Exercise instructions
Transcribe the material in full. Nothing should differ except that the pictures are left out.

Extracted data
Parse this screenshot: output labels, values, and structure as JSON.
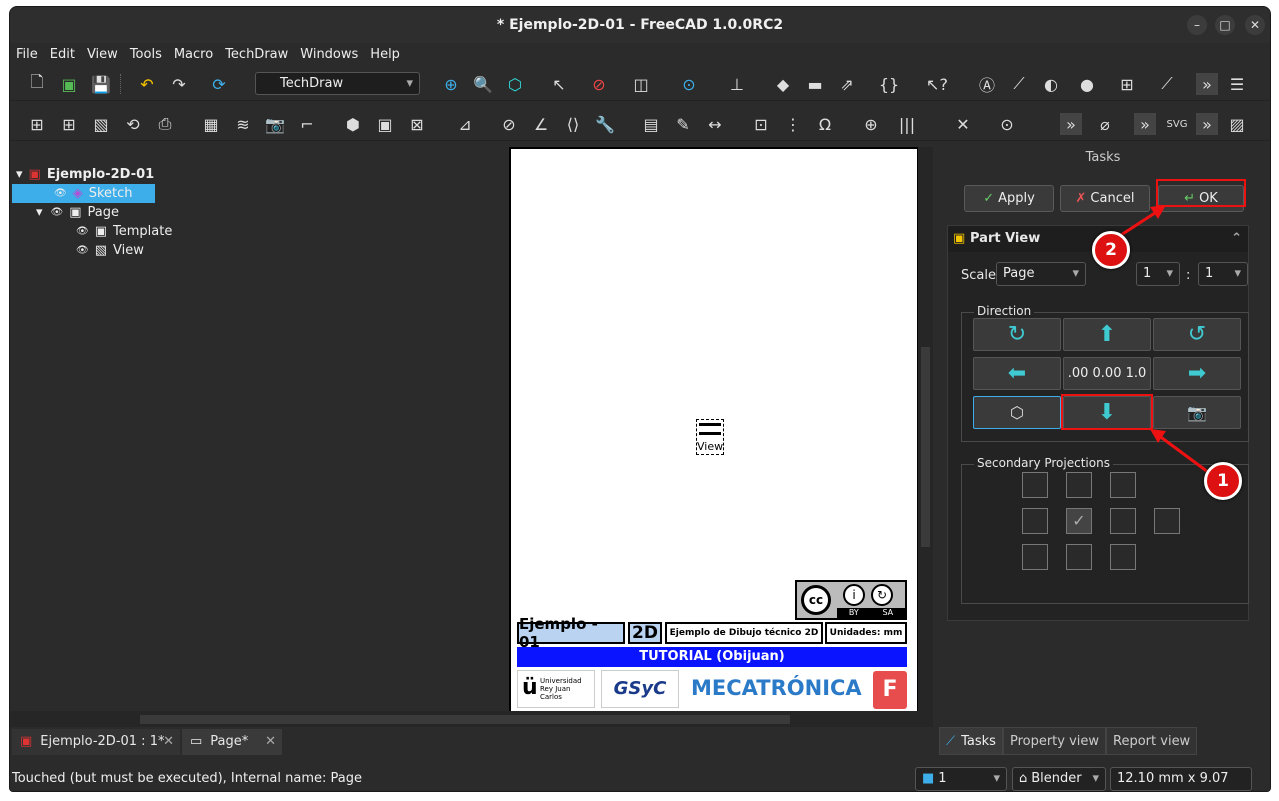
{
  "window": {
    "title": "* Ejemplo-2D-01 - FreeCAD 1.0.0RC2"
  },
  "menu": [
    "File",
    "Edit",
    "View",
    "Tools",
    "Macro",
    "TechDraw",
    "Windows",
    "Help"
  ],
  "toolbar": {
    "workbench": "TechDraw"
  },
  "tree": {
    "root": "Ejemplo-2D-01",
    "items": [
      "Sketch",
      "Page",
      "Template",
      "View"
    ]
  },
  "drawing": {
    "view_label": "View",
    "license_by": "BY",
    "license_sa": "SA",
    "title_name": "Ejemplo - 01",
    "title_type": "2D",
    "title_desc": "Ejemplo de Dibujo técnico 2D",
    "title_units": "Unidades: mm",
    "tutorial": "TUTORIAL (Obijuan)",
    "uni_line1": "Universidad",
    "uni_line2": "Rey Juan Carlos",
    "gsyc": "GSyC",
    "mecatronica": "MECATRÓNICA"
  },
  "tasks": {
    "header": "Tasks",
    "apply": "Apply",
    "cancel": "Cancel",
    "ok": "OK",
    "panel_title": "Part View",
    "scale_label": "Scale",
    "scale_value": "Page",
    "scale_num": "1",
    "scale_sep": ":",
    "scale_den": "1",
    "direction_label": "Direction",
    "direction_value": ".00 0.00 1.0",
    "secondary_label": "Secondary Projections"
  },
  "annotations": {
    "one": "1",
    "two": "2"
  },
  "tabs": {
    "doc1": "Ejemplo-2D-01 : 1*",
    "doc2": "Page*"
  },
  "right_tabs": [
    "Tasks",
    "Property view",
    "Report view"
  ],
  "status": {
    "message": "Touched (but must be executed), Internal name: Page",
    "layer": "1",
    "nav": "Blender",
    "dims": "12.10 mm x 9.07 mm"
  },
  "colors": {
    "accent": "#3daee9",
    "annotation": "#e11111",
    "tutorial_bar": "#0a14ff"
  }
}
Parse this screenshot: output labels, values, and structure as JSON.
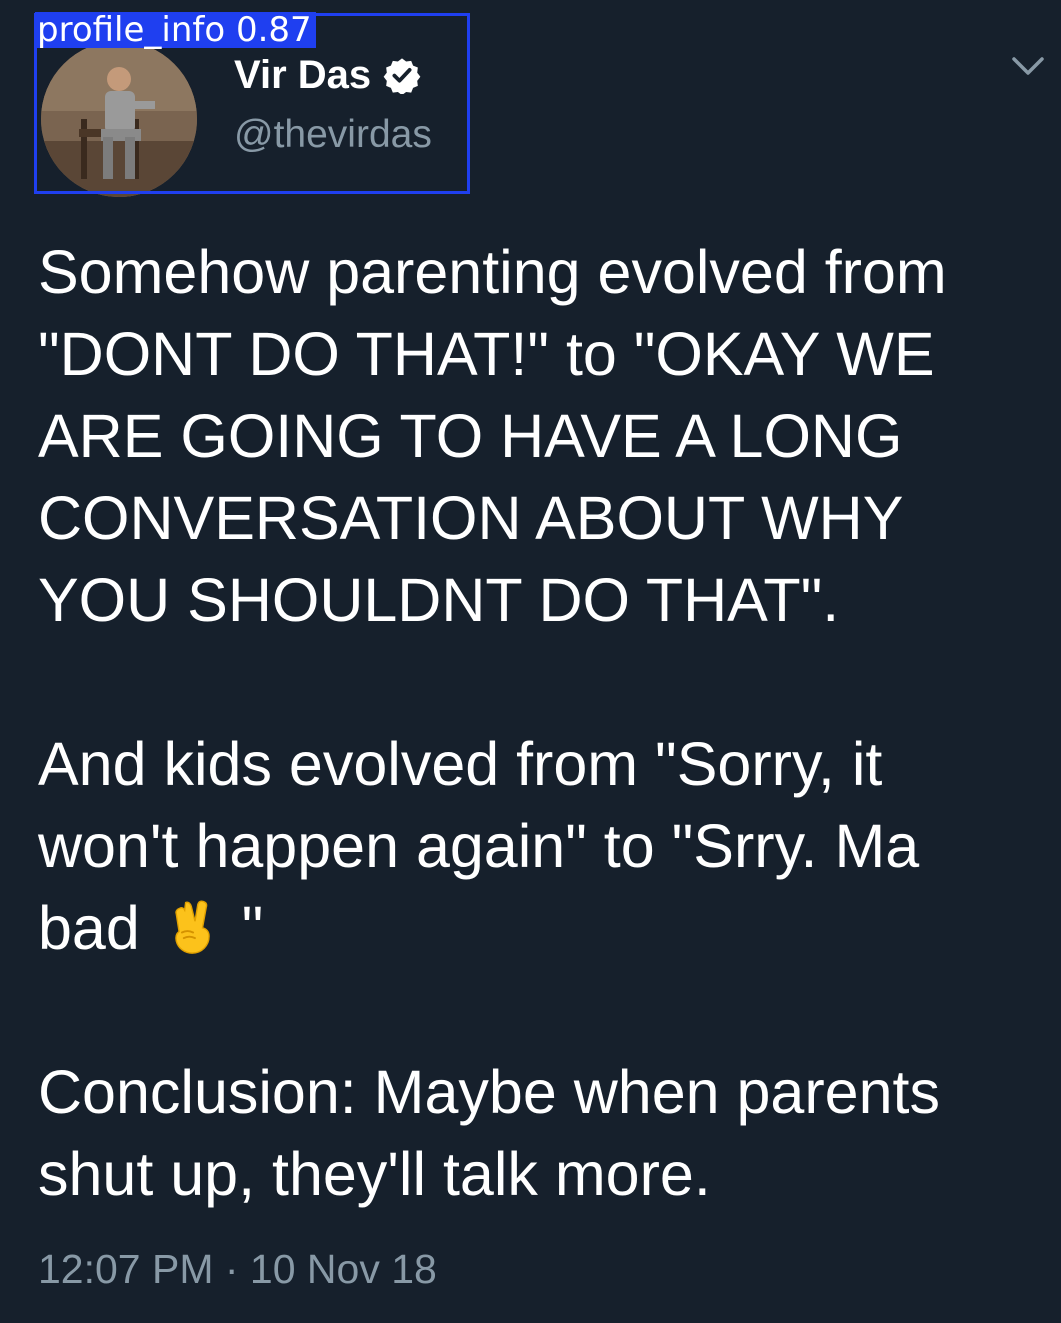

Solution to this problem
Parse this screenshot: output labels, values, and structure as JSON.
{
  "window": {
    "title": "* Ejemplo-2D-01 - FreeCAD 1.0.0RC2"
  },
  "menu": [
    "File",
    "Edit",
    "View",
    "Tools",
    "Macro",
    "TechDraw",
    "Windows",
    "Help"
  ],
  "toolbar": {
    "workbench": "TechDraw"
  },
  "tree": {
    "root": "Ejemplo-2D-01",
    "items": [
      "Sketch",
      "Page",
      "Template",
      "View"
    ]
  },
  "drawing": {
    "view_label": "View",
    "license_by": "BY",
    "license_sa": "SA",
    "title_name": "Ejemplo - 01",
    "title_type": "2D",
    "title_desc": "Ejemplo de Dibujo técnico 2D",
    "title_units": "Unidades: mm",
    "tutorial": "TUTORIAL (Obijuan)",
    "uni_line1": "Universidad",
    "uni_line2": "Rey Juan Carlos",
    "gsyc": "GSyC",
    "mecatronica": "MECATRÓNICA"
  },
  "tasks": {
    "header": "Tasks",
    "apply": "Apply",
    "cancel": "Cancel",
    "ok": "OK",
    "panel_title": "Part View",
    "scale_label": "Scale",
    "scale_value": "Page",
    "scale_num": "1",
    "scale_sep": ":",
    "scale_den": "1",
    "direction_label": "Direction",
    "direction_value": ".00 0.00 1.0",
    "secondary_label": "Secondary Projections"
  },
  "annotations": {
    "one": "1",
    "two": "2"
  },
  "tabs": {
    "doc1": "Ejemplo-2D-01 : 1*",
    "doc2": "Page*"
  },
  "right_tabs": [
    "Tasks",
    "Property view",
    "Report view"
  ],
  "status": {
    "message": "Touched (but must be executed), Internal name: Page",
    "layer": "1",
    "nav": "Blender",
    "dims": "12.10 mm x 9.07 mm"
  },
  "colors": {
    "accent": "#3daee9",
    "annotation": "#e11111",
    "tutorial_bar": "#0a14ff"
  }
}
Parse this screenshot: output labels, values, and structure as JSON.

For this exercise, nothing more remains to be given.